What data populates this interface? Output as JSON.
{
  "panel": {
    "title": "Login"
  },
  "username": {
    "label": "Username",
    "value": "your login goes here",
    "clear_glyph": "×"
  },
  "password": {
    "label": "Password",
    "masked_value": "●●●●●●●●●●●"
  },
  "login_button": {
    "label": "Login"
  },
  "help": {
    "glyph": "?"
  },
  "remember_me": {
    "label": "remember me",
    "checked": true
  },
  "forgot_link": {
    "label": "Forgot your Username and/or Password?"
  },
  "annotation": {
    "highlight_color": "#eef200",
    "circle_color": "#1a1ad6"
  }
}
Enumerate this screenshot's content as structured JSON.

────────────────────────────────────────

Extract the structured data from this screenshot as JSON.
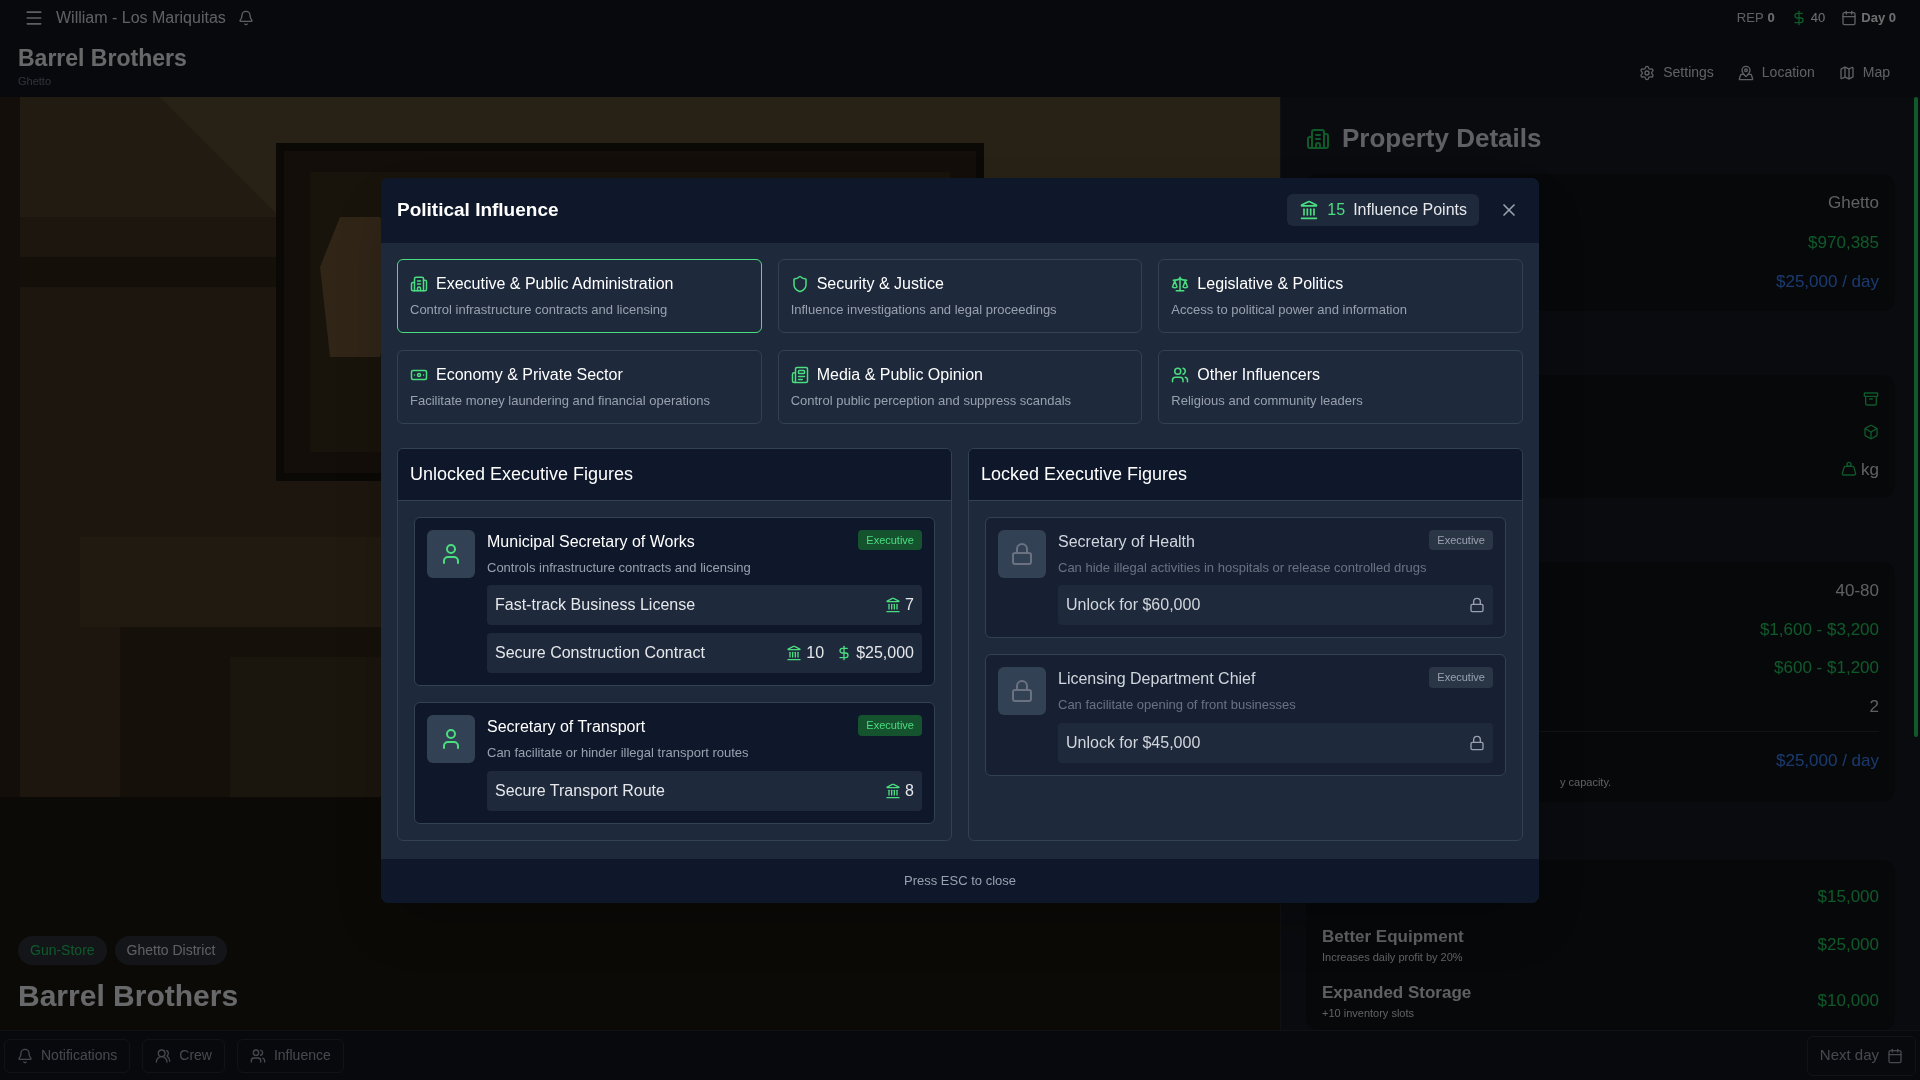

────────────────────────────────────────

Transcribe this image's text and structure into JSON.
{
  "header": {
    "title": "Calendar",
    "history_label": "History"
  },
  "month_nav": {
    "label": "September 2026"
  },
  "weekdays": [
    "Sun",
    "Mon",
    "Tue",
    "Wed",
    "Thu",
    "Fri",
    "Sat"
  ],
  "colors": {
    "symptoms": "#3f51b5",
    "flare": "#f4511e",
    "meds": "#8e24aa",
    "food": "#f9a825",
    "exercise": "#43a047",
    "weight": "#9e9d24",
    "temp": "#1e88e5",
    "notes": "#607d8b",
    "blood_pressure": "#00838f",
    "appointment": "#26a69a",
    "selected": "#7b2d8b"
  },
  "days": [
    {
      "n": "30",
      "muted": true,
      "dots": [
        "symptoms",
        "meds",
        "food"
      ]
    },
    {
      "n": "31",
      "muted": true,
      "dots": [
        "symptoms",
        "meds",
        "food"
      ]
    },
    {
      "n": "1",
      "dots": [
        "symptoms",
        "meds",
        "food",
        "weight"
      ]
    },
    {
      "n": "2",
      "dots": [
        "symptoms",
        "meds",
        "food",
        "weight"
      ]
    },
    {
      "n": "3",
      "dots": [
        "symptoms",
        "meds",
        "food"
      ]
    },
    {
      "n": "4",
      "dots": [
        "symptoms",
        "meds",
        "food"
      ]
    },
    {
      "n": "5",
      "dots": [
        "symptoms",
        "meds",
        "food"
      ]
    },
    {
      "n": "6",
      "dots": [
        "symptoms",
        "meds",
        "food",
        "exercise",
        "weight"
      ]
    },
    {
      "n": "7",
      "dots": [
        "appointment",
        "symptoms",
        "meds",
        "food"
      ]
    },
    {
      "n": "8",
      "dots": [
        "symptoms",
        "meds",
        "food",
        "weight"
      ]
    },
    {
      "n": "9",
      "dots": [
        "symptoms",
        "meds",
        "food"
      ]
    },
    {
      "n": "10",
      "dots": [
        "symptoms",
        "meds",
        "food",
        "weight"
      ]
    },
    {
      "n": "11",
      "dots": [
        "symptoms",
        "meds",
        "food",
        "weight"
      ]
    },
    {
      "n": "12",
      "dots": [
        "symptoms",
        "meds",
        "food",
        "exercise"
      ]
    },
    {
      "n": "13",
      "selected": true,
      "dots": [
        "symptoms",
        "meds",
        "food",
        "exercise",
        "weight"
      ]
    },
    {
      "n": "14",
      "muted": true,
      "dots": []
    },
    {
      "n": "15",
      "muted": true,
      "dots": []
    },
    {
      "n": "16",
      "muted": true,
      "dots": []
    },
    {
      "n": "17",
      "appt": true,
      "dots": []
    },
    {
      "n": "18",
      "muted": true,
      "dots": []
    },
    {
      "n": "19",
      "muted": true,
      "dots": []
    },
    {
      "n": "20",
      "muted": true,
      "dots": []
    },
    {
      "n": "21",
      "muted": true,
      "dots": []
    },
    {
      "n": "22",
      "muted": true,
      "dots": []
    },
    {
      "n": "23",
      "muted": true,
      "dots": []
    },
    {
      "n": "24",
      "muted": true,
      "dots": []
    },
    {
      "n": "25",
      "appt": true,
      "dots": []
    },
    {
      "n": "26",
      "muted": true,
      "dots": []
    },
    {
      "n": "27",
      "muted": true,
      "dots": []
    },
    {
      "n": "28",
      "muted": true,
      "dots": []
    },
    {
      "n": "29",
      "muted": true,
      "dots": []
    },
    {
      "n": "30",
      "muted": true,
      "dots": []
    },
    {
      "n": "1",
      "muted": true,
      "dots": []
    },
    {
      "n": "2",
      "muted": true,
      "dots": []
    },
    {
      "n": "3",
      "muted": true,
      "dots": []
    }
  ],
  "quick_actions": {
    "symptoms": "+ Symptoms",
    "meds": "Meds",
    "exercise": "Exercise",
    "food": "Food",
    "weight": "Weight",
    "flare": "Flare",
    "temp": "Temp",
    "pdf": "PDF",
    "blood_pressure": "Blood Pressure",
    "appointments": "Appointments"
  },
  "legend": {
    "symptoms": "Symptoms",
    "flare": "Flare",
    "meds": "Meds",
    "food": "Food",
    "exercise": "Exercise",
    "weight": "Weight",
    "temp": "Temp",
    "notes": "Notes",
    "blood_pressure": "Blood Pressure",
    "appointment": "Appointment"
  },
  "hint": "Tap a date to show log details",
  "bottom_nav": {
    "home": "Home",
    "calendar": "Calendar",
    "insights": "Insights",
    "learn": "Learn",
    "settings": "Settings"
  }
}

────────────────────────────────────────

# Given task:
Pull out every line above that holds the word "screenshot".

# Exercise response:
Enumerate this screenshot's content as structured JSON.
Extract the structured data from this screenshot as JSON.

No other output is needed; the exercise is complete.